Data listing
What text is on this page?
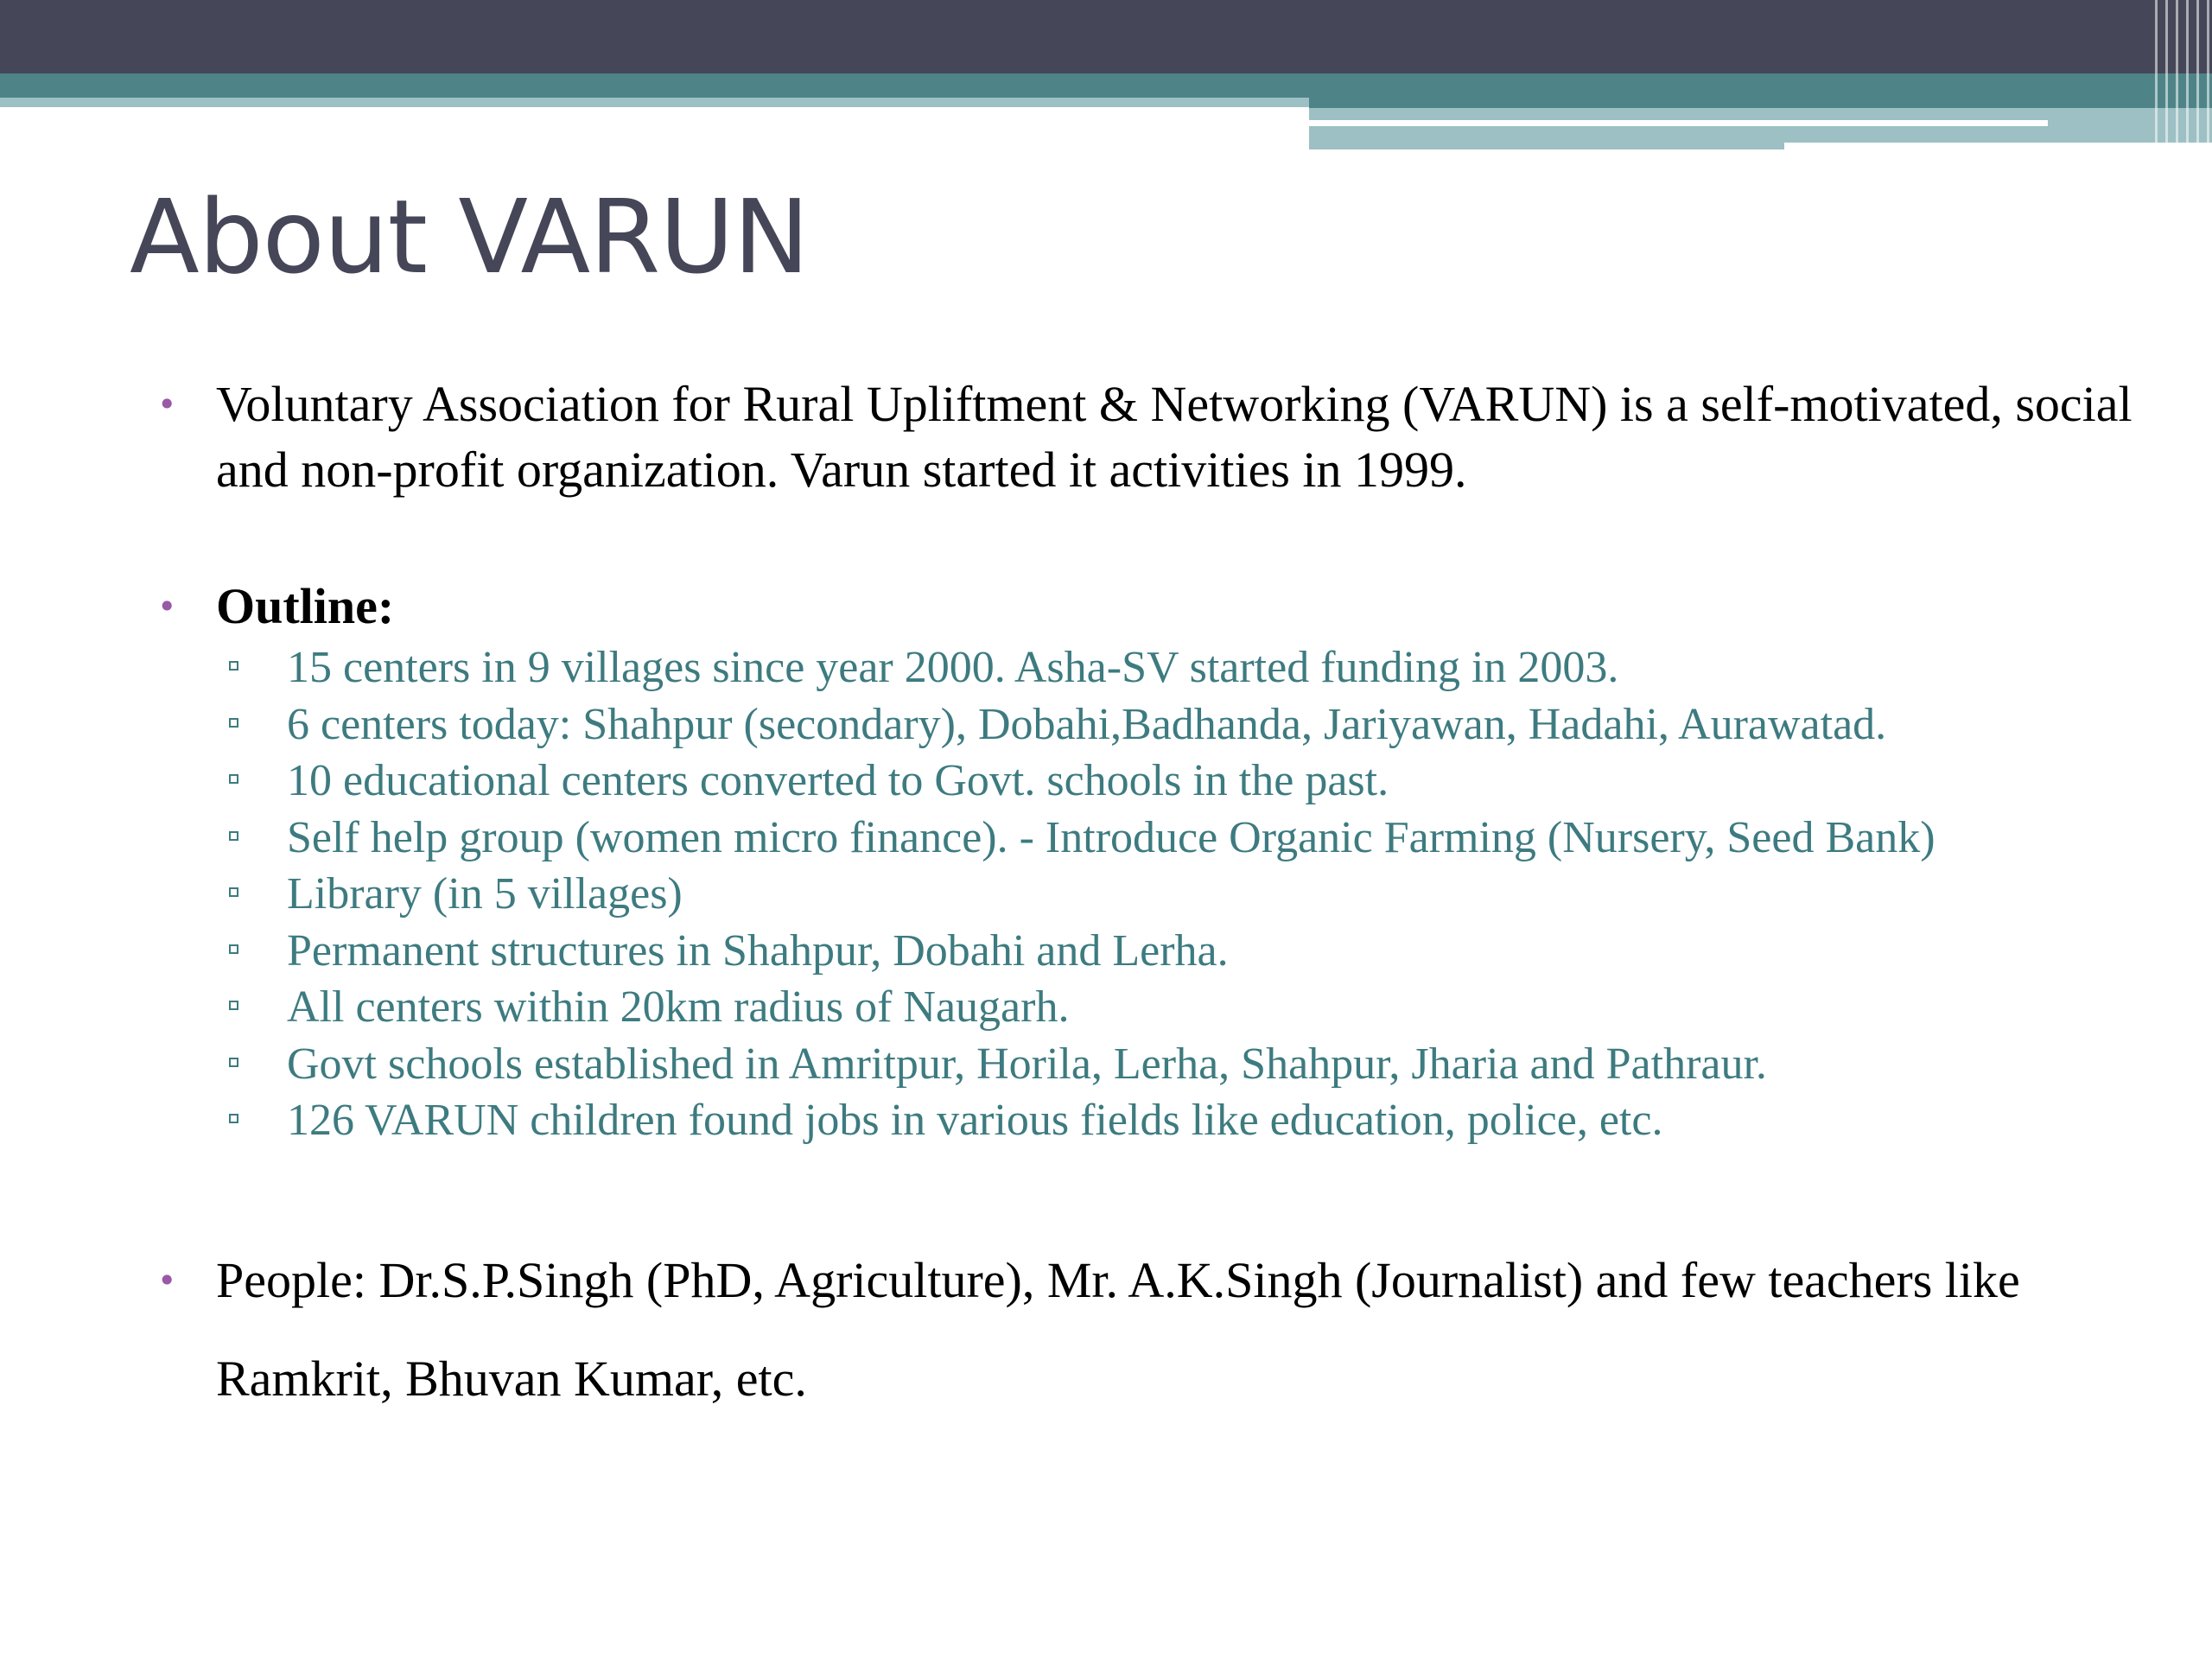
About VARUN
• Voluntary Association for Rural Upliftment & Networking (VARUN) is a self-motivated, social and non-profit organization. Varun started it activities in 1999.
• Outline:
15 centers in 9 villages since year 2000. Asha-SV started funding in 2003.
6 centers today: Shahpur (secondary), Dobahi,Badhanda, Jariyawan, Hadahi, Aurawatad.
10 educational centers converted to Govt. schools in the past.
Self help group (women micro finance). - Introduce Organic Farming (Nursery, Seed Bank)
Library (in 5 villages)
Permanent structures in Shahpur, Dobahi and Lerha.
All centers within 20km radius of Naugarh.
Govt schools established in Amritpur, Horila, Lerha, Shahpur, Jharia and Pathraur.
126 VARUN children found jobs in various fields like education, police, etc.
• People: Dr.S.P.Singh (PhD, Agriculture), Mr. A.K.Singh (Journalist) and few teachers like Ramkrit, Bhuvan Kumar, etc.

Short task —
Give only the number of lines in the material above that hold the word "centers".

Task answer —
4